● Data listing:
-------------------------

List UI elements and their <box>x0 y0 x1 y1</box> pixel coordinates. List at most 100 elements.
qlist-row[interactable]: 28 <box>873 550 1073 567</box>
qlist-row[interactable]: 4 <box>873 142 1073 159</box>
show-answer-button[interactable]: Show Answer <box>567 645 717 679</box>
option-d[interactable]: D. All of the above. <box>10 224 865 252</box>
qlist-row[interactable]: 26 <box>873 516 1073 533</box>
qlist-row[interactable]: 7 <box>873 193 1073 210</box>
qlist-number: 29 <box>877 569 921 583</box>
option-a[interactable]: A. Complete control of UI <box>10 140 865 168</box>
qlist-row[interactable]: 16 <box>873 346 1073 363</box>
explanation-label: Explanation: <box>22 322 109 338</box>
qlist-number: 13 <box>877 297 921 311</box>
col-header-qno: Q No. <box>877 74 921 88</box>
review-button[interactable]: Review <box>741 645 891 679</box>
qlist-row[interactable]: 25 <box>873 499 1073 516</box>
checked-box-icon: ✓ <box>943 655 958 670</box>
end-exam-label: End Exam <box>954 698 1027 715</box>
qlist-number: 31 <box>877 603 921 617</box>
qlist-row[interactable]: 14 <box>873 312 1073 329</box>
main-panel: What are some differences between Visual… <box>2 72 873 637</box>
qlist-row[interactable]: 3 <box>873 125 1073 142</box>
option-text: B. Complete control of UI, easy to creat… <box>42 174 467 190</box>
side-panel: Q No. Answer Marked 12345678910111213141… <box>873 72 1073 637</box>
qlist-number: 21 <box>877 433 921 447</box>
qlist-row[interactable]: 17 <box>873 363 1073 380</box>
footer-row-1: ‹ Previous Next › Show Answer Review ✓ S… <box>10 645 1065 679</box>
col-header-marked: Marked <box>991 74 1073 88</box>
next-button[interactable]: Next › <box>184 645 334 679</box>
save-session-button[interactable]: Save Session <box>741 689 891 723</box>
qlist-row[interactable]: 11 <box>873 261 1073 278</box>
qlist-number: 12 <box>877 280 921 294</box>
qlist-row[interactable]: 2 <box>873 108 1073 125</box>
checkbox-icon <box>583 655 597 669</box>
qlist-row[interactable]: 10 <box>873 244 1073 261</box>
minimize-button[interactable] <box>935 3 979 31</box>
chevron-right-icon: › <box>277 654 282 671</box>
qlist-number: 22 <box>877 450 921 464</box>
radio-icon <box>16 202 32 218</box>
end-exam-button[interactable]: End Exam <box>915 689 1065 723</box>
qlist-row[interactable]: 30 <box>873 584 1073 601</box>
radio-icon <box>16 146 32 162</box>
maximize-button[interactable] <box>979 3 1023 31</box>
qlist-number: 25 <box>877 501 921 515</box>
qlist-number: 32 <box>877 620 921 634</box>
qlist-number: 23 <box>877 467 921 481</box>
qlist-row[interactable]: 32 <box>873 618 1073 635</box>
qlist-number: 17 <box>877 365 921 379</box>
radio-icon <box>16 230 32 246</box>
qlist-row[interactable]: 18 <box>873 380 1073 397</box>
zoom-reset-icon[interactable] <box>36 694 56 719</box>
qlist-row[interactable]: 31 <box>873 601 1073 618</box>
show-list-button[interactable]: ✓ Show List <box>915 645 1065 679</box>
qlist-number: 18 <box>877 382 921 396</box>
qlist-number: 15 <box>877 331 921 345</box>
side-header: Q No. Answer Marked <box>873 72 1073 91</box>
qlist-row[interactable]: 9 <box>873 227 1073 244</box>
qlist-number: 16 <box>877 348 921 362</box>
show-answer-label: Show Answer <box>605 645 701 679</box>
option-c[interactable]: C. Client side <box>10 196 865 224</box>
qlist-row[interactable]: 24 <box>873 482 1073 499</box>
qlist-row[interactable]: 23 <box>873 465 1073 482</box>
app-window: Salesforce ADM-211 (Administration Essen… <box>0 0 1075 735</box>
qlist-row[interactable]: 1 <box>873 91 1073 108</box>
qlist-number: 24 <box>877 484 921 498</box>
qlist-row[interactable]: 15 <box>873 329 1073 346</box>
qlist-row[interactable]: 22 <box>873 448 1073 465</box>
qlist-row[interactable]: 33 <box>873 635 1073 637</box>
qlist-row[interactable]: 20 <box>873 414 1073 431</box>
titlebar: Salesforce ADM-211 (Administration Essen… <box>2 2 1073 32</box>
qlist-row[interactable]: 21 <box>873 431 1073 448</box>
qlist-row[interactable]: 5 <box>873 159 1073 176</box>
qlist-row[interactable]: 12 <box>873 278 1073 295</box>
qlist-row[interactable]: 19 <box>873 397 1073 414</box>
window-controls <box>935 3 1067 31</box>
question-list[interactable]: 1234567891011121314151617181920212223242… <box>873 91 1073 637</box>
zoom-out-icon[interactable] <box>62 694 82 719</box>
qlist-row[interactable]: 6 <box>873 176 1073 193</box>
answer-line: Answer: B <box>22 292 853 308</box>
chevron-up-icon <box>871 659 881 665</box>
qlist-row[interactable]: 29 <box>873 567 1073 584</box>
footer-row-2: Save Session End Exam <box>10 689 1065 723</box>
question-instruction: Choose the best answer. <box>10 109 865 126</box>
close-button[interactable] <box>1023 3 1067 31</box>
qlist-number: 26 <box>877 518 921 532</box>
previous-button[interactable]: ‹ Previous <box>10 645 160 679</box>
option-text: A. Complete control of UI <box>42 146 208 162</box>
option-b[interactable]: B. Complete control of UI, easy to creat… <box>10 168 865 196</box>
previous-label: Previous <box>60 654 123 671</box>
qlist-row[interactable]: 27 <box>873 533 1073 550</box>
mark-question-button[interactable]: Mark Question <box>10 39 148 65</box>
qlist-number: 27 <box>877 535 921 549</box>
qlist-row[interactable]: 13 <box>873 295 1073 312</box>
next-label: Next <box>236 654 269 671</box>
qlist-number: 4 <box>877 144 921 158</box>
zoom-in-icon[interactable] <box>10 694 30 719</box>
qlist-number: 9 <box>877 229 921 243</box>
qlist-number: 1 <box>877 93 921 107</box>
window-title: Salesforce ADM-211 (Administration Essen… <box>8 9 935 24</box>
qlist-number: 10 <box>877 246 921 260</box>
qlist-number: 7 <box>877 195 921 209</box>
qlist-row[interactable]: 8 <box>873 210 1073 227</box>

-------------------------

Can you copy out everything from the start of the records down to the line containing "qlist-number: 21 <box>877 433 921 447</box>", including that line, with every character kept as it stands?

List UI elements and their <box>x0 y0 x1 y1</box> pixel coordinates. List at most 100 elements.
qlist-row[interactable]: 28 <box>873 550 1073 567</box>
qlist-row[interactable]: 4 <box>873 142 1073 159</box>
show-answer-button[interactable]: Show Answer <box>567 645 717 679</box>
option-d[interactable]: D. All of the above. <box>10 224 865 252</box>
qlist-row[interactable]: 26 <box>873 516 1073 533</box>
qlist-row[interactable]: 7 <box>873 193 1073 210</box>
qlist-number: 29 <box>877 569 921 583</box>
option-a[interactable]: A. Complete control of UI <box>10 140 865 168</box>
qlist-row[interactable]: 16 <box>873 346 1073 363</box>
explanation-label: Explanation: <box>22 322 109 338</box>
qlist-number: 13 <box>877 297 921 311</box>
col-header-qno: Q No. <box>877 74 921 88</box>
review-button[interactable]: Review <box>741 645 891 679</box>
qlist-row[interactable]: 25 <box>873 499 1073 516</box>
checked-box-icon: ✓ <box>943 655 958 670</box>
end-exam-label: End Exam <box>954 698 1027 715</box>
qlist-number: 31 <box>877 603 921 617</box>
qlist-row[interactable]: 14 <box>873 312 1073 329</box>
main-panel: What are some differences between Visual… <box>2 72 873 637</box>
qlist-row[interactable]: 3 <box>873 125 1073 142</box>
option-text: B. Complete control of UI, easy to creat… <box>42 174 467 190</box>
side-panel: Q No. Answer Marked 12345678910111213141… <box>873 72 1073 637</box>
qlist-number: 21 <box>877 433 921 447</box>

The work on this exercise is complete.